#### Document extract
──────────────────────────────

Friday 15 February 2013

Victorian researchers trial revolutionary new eye treatment

A revolutionary new laser treatment for one of the leading causes of blindness is showing promise in a trial being conducted at the Melbourne-based Centre for Eye Research Australia (CERA), funded by the State Government of Victoria, Australia.
Professor Robyn Guymer with an eye chart.
The trial into dry age-related macular degeneration (AMD) is leading the world in treatment for the debilitating disease, which is the main cause of vision loss in Australia.

AMD is a progressive disease affecting the central area of the retina called the macula. Half a million Australians – 15 percent of people over 50 – live with the early stages of the disease, which is estimated to cost the community more than AU$2.6 billion annually.

The trial, involving 50 patients, is being conducted by CERA and the University of Melbourne in partnership with Ellex. It is being carried out at the Royal Victorian Eye and Ear Hospital, with further research contributed to by Dr Erica Fletcher and Professor Algis Vingrys from the University of Melbourne.

──────────────────────────────

#### Provided information
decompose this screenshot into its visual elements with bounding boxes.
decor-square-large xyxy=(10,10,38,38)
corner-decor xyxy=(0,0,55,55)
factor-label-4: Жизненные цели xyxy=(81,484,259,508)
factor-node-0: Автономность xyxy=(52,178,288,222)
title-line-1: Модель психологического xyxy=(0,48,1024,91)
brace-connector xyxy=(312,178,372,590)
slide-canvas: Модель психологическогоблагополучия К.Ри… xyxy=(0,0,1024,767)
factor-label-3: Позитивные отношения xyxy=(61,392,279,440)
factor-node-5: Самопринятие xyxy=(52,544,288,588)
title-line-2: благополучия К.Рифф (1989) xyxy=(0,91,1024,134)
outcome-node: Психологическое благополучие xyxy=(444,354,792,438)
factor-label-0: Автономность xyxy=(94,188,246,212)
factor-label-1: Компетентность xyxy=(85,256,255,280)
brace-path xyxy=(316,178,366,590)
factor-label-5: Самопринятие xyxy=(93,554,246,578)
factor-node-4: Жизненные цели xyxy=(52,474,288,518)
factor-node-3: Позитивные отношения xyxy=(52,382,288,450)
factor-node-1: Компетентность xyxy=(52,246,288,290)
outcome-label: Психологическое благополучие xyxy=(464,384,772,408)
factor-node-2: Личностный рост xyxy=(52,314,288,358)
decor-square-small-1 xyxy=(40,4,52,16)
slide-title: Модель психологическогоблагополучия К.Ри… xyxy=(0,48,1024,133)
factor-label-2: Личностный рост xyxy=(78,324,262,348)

──────────────────────────────

#### Exercises to complete
**1)** From the eye treatment article, return the passage between "A revolutionary new" and "an eye chart.", inclusive.
**2)** In the eye treatment article, rewrite the paragraph beginning "AMD is a progressive disease" as a short bulleted list that keeps its main facts.

#### Answer set
**1)**
A revolutionary new laser treatment for one of the leading causes of blindness is showing promise in a trial being conducted at the Melbourne-based Centre for Eye Research Australia (CERA), funded by the State Government of Victoria, Australia.
Professor Robyn Guymer with an eye chart.

**2)**
- AMD is a progressive disease affecting the macula, the central area of the retina.
- Half a million Australians (15 percent of people over 50) live with its early stages.
- It is estimated to cost the community more than AU$2.6 billion a year.